EXERCISE. Using the records that follow, copy every line containing the word "Animalia".

ENTRIES SHOWN.

+ + + + +

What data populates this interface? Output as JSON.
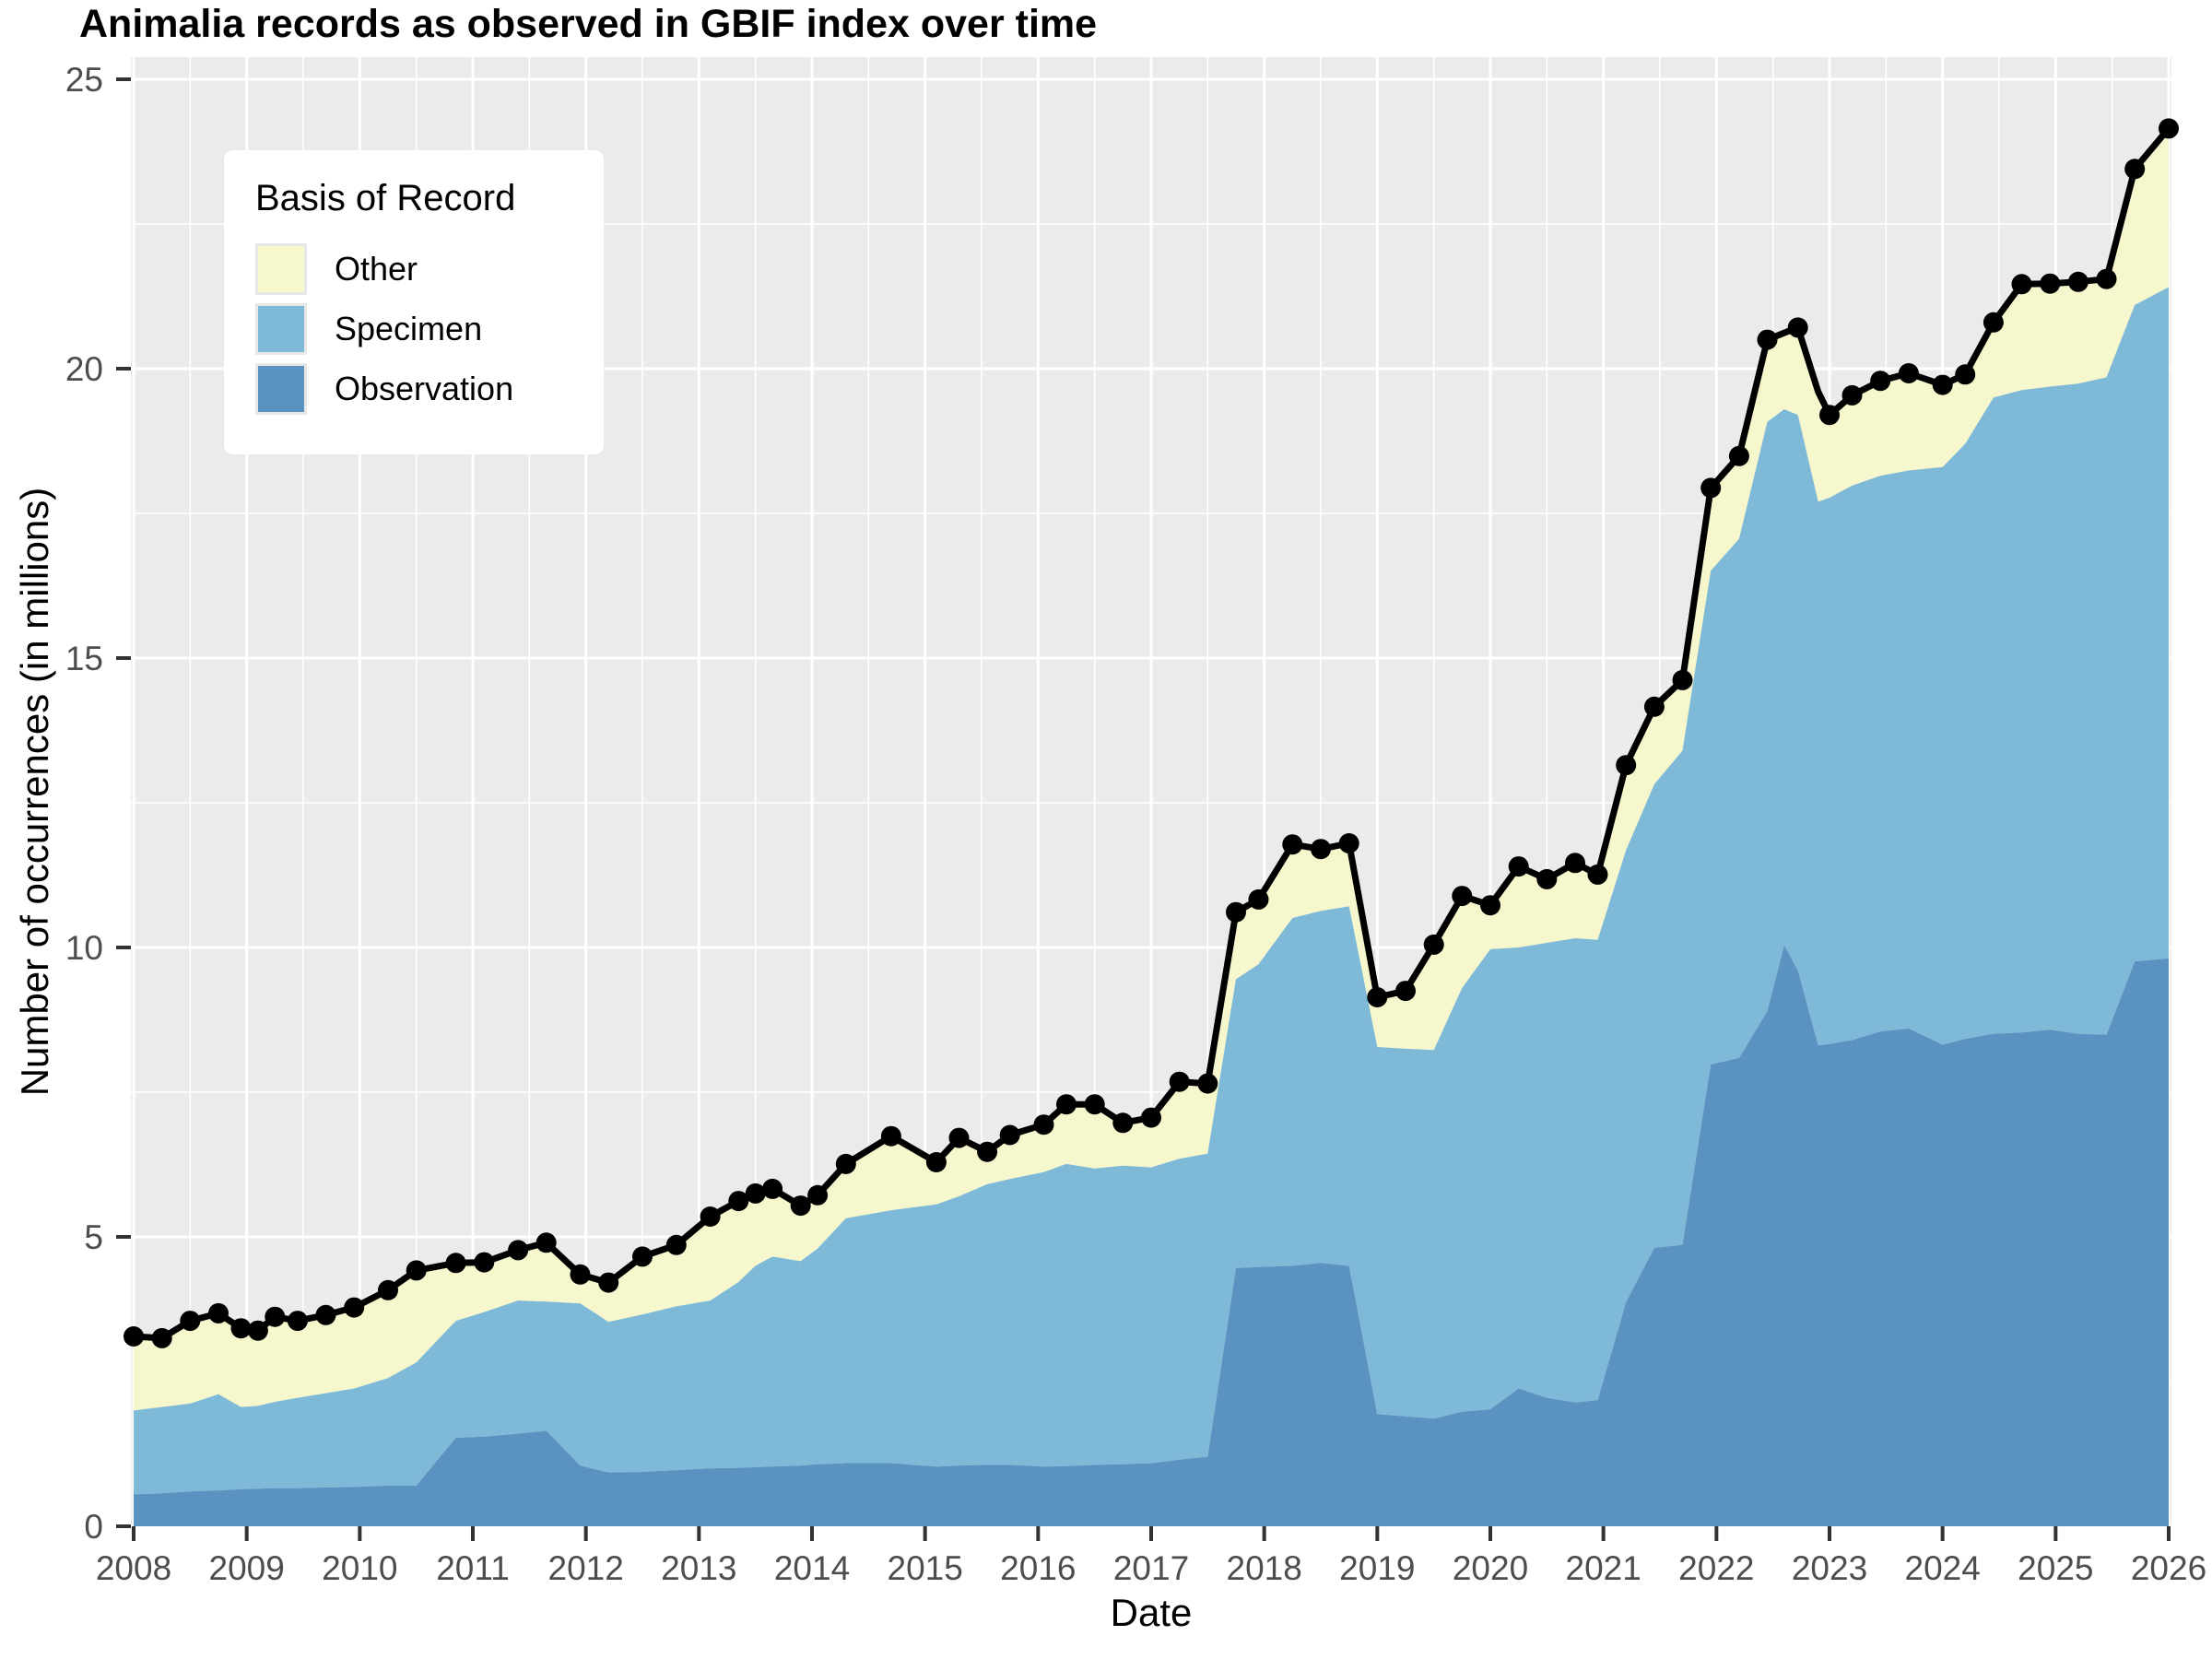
{
  "title": "Animalia records as observed in GBIF index over time",
  "axes": {
    "x_label": "Date",
    "y_label": "Number of occurrences (in millions)",
    "x_ticks": [
      2008,
      2009,
      2010,
      2011,
      2012,
      2013,
      2014,
      2015,
      2016,
      2017,
      2018,
      2019,
      2020,
      2021,
      2022,
      2023,
      2024,
      2025,
      2026
    ],
    "y_ticks": [
      0,
      5,
      10,
      15,
      20,
      25
    ],
    "x_range": [
      2008,
      2026
    ],
    "y_range": [
      0,
      25.4
    ],
    "grid": "major white + minor white on gray panel"
  },
  "legend": {
    "title": "Basis of Record",
    "items": [
      {
        "label": "Other",
        "color": "#F7F7CD"
      },
      {
        "label": "Specimen",
        "color": "#7EBAD8"
      },
      {
        "label": "Observation",
        "color": "#5A92C2"
      }
    ],
    "position": "top-left inside panel"
  },
  "style": {
    "panel_bg": "#EBEBEB",
    "grid_color": "#FFFFFF",
    "axis_text_color": "#4D4D4D",
    "tick_mark_color": "#333333",
    "line_color": "#000000"
  },
  "chart_data": {
    "type": "area",
    "stacked": true,
    "title": "Animalia records as observed in GBIF index over time",
    "xlabel": "Date",
    "ylabel": "Number of occurrences (in millions)",
    "xlim": [
      2008,
      2026
    ],
    "ylim": [
      0,
      25
    ],
    "legend_position": "top-left",
    "note": "values in millions; stacked bands: observation = 0 to observation_top, specimen = observation_top to specimen_top, other = specimen_top to total; black line with points = total",
    "columns": [
      "year",
      "total",
      "specimen_top",
      "observation_top",
      "dot"
    ],
    "samples": [
      [
        2008.0,
        3.28,
        2.0,
        0.55,
        1
      ],
      [
        2008.25,
        3.25,
        2.06,
        0.57,
        1
      ],
      [
        2008.5,
        3.55,
        2.12,
        0.6,
        1
      ],
      [
        2008.75,
        3.68,
        2.28,
        0.62,
        1
      ],
      [
        2008.95,
        3.42,
        2.06,
        0.64,
        1
      ],
      [
        2009.1,
        3.38,
        2.08,
        0.65,
        1
      ],
      [
        2009.25,
        3.62,
        2.15,
        0.66,
        1
      ],
      [
        2009.45,
        3.55,
        2.22,
        0.66,
        1
      ],
      [
        2009.7,
        3.65,
        2.3,
        0.67,
        1
      ],
      [
        2009.95,
        3.78,
        2.38,
        0.68,
        1
      ],
      [
        2010.25,
        4.08,
        2.56,
        0.7,
        1
      ],
      [
        2010.5,
        4.42,
        2.83,
        0.7,
        1
      ],
      [
        2010.85,
        4.55,
        3.55,
        1.53,
        1
      ],
      [
        2011.1,
        4.56,
        3.7,
        1.55,
        1
      ],
      [
        2011.4,
        4.77,
        3.9,
        1.6,
        1
      ],
      [
        2011.65,
        4.9,
        3.88,
        1.65,
        1
      ],
      [
        2011.95,
        4.35,
        3.85,
        1.05,
        1
      ],
      [
        2012.2,
        4.21,
        3.53,
        0.93,
        1
      ],
      [
        2012.5,
        4.66,
        3.66,
        0.94,
        1
      ],
      [
        2012.8,
        4.86,
        3.8,
        0.97,
        1
      ],
      [
        2013.1,
        5.35,
        3.9,
        1.0,
        1
      ],
      [
        2013.35,
        5.62,
        4.22,
        1.01,
        1
      ],
      [
        2013.5,
        5.75,
        4.5,
        1.02,
        1
      ],
      [
        2013.65,
        5.83,
        4.66,
        1.03,
        1
      ],
      [
        2013.9,
        5.54,
        4.58,
        1.05,
        1
      ],
      [
        2014.05,
        5.72,
        4.8,
        1.07,
        1
      ],
      [
        2014.3,
        6.26,
        5.32,
        1.09,
        1
      ],
      [
        2014.7,
        6.74,
        5.46,
        1.09,
        1
      ],
      [
        2015.1,
        6.29,
        5.56,
        1.03,
        1
      ],
      [
        2015.3,
        6.71,
        5.7,
        1.05,
        1
      ],
      [
        2015.55,
        6.47,
        5.91,
        1.06,
        1
      ],
      [
        2015.75,
        6.76,
        6.0,
        1.06,
        1
      ],
      [
        2016.05,
        6.94,
        6.12,
        1.03,
        1
      ],
      [
        2016.25,
        7.29,
        6.26,
        1.04,
        1
      ],
      [
        2016.5,
        7.29,
        6.18,
        1.06,
        1
      ],
      [
        2016.75,
        6.97,
        6.23,
        1.07,
        1
      ],
      [
        2017.0,
        7.06,
        6.2,
        1.09,
        1
      ],
      [
        2017.25,
        7.68,
        6.35,
        1.15,
        1
      ],
      [
        2017.5,
        7.65,
        6.44,
        1.2,
        1
      ],
      [
        2017.75,
        10.61,
        9.45,
        4.46,
        1
      ],
      [
        2017.95,
        10.83,
        9.71,
        4.48,
        1
      ],
      [
        2018.25,
        11.78,
        10.51,
        4.5,
        1
      ],
      [
        2018.5,
        11.7,
        10.63,
        4.55,
        1
      ],
      [
        2018.75,
        11.8,
        10.71,
        4.5,
        1
      ],
      [
        2019.0,
        9.14,
        8.28,
        1.94,
        1
      ],
      [
        2019.25,
        9.25,
        8.25,
        1.9,
        1
      ],
      [
        2019.5,
        10.05,
        8.23,
        1.86,
        1
      ],
      [
        2019.75,
        10.89,
        9.3,
        1.98,
        1
      ],
      [
        2020.0,
        10.73,
        9.97,
        2.02,
        1
      ],
      [
        2020.25,
        11.4,
        10.0,
        2.38,
        1
      ],
      [
        2020.5,
        11.18,
        10.08,
        2.22,
        1
      ],
      [
        2020.75,
        11.46,
        10.16,
        2.14,
        1
      ],
      [
        2020.95,
        11.26,
        10.13,
        2.18,
        1
      ],
      [
        2021.2,
        13.15,
        11.68,
        3.87,
        1
      ],
      [
        2021.45,
        14.16,
        12.82,
        4.81,
        1
      ],
      [
        2021.7,
        14.62,
        13.4,
        4.86,
        1
      ],
      [
        2021.95,
        17.94,
        16.51,
        7.98,
        1
      ],
      [
        2022.2,
        18.49,
        17.06,
        8.09,
        1
      ],
      [
        2022.45,
        20.5,
        19.08,
        8.9,
        1
      ],
      [
        2022.6,
        20.62,
        19.3,
        10.04,
        0
      ],
      [
        2022.72,
        20.71,
        19.2,
        9.6,
        1
      ],
      [
        2022.9,
        19.6,
        17.7,
        8.31,
        0
      ],
      [
        2023.0,
        19.2,
        17.77,
        8.33,
        1
      ],
      [
        2023.2,
        19.54,
        17.98,
        8.4,
        1
      ],
      [
        2023.45,
        19.79,
        18.15,
        8.55,
        1
      ],
      [
        2023.7,
        19.92,
        18.24,
        8.6,
        1
      ],
      [
        2024.0,
        19.72,
        18.3,
        8.32,
        1
      ],
      [
        2024.2,
        19.9,
        18.7,
        8.42,
        1
      ],
      [
        2024.45,
        20.8,
        19.5,
        8.51,
        1
      ],
      [
        2024.7,
        21.46,
        19.63,
        8.53,
        1
      ],
      [
        2024.95,
        21.47,
        19.69,
        8.58,
        1
      ],
      [
        2025.2,
        21.5,
        19.74,
        8.51,
        1
      ],
      [
        2025.45,
        21.55,
        19.85,
        8.49,
        1
      ],
      [
        2025.7,
        23.45,
        21.1,
        9.76,
        1
      ],
      [
        2026.0,
        24.15,
        21.41,
        9.81,
        1
      ]
    ]
  }
}
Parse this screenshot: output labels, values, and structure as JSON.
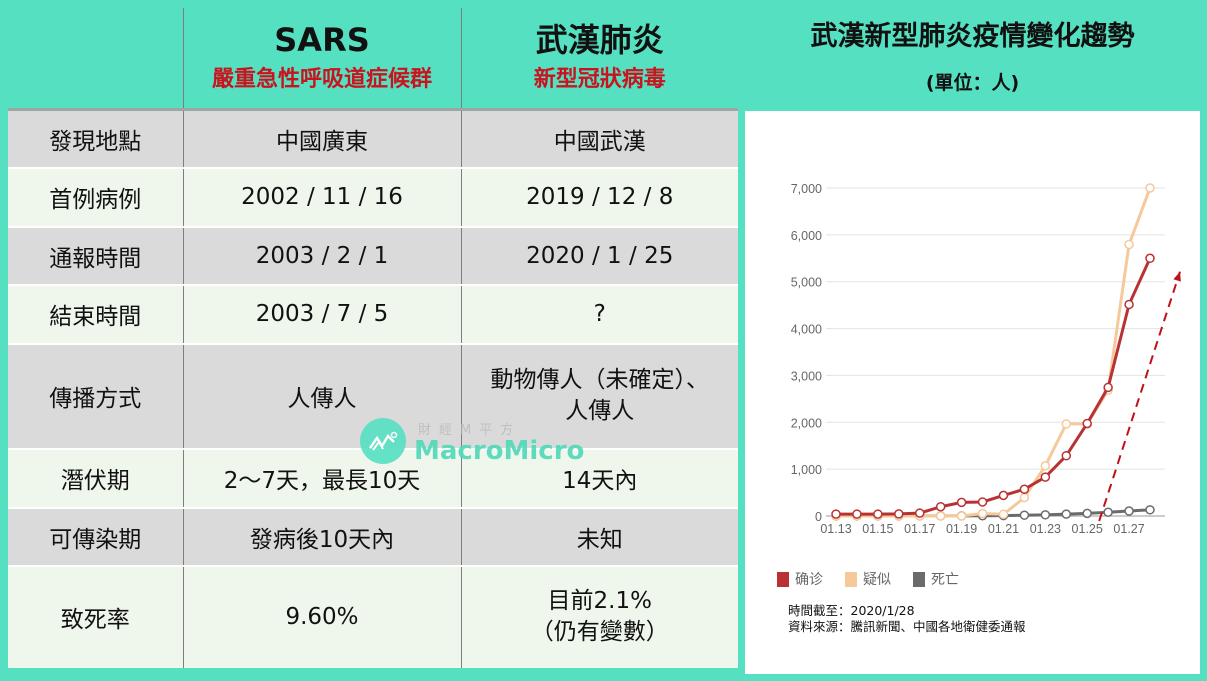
{
  "table": {
    "header": {
      "col0": "",
      "col1": {
        "title": "SARS",
        "subtitle": "嚴重急性呼吸道症候群"
      },
      "col2": {
        "title": "武漢肺炎",
        "subtitle": "新型冠狀病毒"
      }
    },
    "rows": [
      {
        "label": "發現地點",
        "sars": "中國廣東",
        "wuhan": "中國武漢"
      },
      {
        "label": "首例病例",
        "sars": "2002 / 11 / 16",
        "wuhan": "2019 / 12 / 8"
      },
      {
        "label": "通報時間",
        "sars": "2003 / 2 / 1",
        "wuhan": "2020 / 1 / 25"
      },
      {
        "label": "結束時間",
        "sars": "2003 / 7 / 5",
        "wuhan": "?"
      },
      {
        "label": "傳播方式",
        "sars": "人傳人",
        "wuhan_line1": "動物傳人（未確定）、",
        "wuhan_line2": "人傳人"
      },
      {
        "label": "潛伏期",
        "sars": "2～7天，最長10天",
        "wuhan": "14天內"
      },
      {
        "label": "可傳染期",
        "sars": "發病後10天內",
        "wuhan": "未知"
      },
      {
        "label": "致死率",
        "sars": "9.60%",
        "wuhan_line1": "目前2.1%",
        "wuhan_line2": "（仍有變數）"
      }
    ]
  },
  "watermark": {
    "line1": "財經M平方",
    "line2": "MacroMicro"
  },
  "chart_panel": {
    "title": "武漢新型肺炎疫情變化趨勢",
    "subtitle": "(單位：人)",
    "note_date": "時間截至：2020/1/28",
    "note_source": "資料來源：騰訊新聞、中國各地衛健委通報"
  },
  "chart_data": {
    "type": "line",
    "title": "武漢新型肺炎疫情變化趨勢",
    "subtitle": "(單位：人)",
    "xlabel": "",
    "ylabel": "",
    "x": [
      "01.13",
      "01.14",
      "01.15",
      "01.16",
      "01.17",
      "01.18",
      "01.19",
      "01.20",
      "01.21",
      "01.22",
      "01.23",
      "01.24",
      "01.25",
      "01.26",
      "01.27",
      "01.28"
    ],
    "x_tick_labels": [
      "01.13",
      "01.15",
      "01.17",
      "01.19",
      "01.21",
      "01.23",
      "01.25",
      "01.27"
    ],
    "y_ticks": [
      0,
      1000,
      2000,
      3000,
      4000,
      5000,
      6000,
      7000
    ],
    "y_tick_labels": [
      "0",
      "1,000",
      "2,000",
      "3,000",
      "4,000",
      "5,000",
      "6,000",
      "7,000"
    ],
    "ylim": [
      0,
      7000
    ],
    "grid": true,
    "legend_position": "bottom-left",
    "series": [
      {
        "name": "确诊",
        "color": "#b83234",
        "values": [
          41,
          41,
          41,
          45,
          62,
          198,
          291,
          300,
          440,
          571,
          830,
          1287,
          1975,
          2744,
          4515,
          5500
        ]
      },
      {
        "name": "疑似",
        "color": "#f5c99a",
        "values": [
          0,
          0,
          0,
          0,
          0,
          0,
          0,
          54,
          37,
          393,
          1072,
          1965,
          1965,
          2684,
          5794,
          7000
        ]
      },
      {
        "name": "死亡",
        "color": "#6b6b6b",
        "values": [
          1,
          1,
          1,
          1,
          2,
          3,
          3,
          6,
          9,
          17,
          25,
          41,
          56,
          80,
          106,
          132
        ]
      }
    ],
    "annotations": [
      {
        "type": "dashed-arrow",
        "color": "#c0101a",
        "from_x": "01.25",
        "to_x": "01.28",
        "meaning": "upward trend"
      }
    ]
  }
}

+ + + + +

RESULT.
  "title": "Animalia records as observed in GBIF index over time",
    "title": "Animalia records as observed in GBIF index over time",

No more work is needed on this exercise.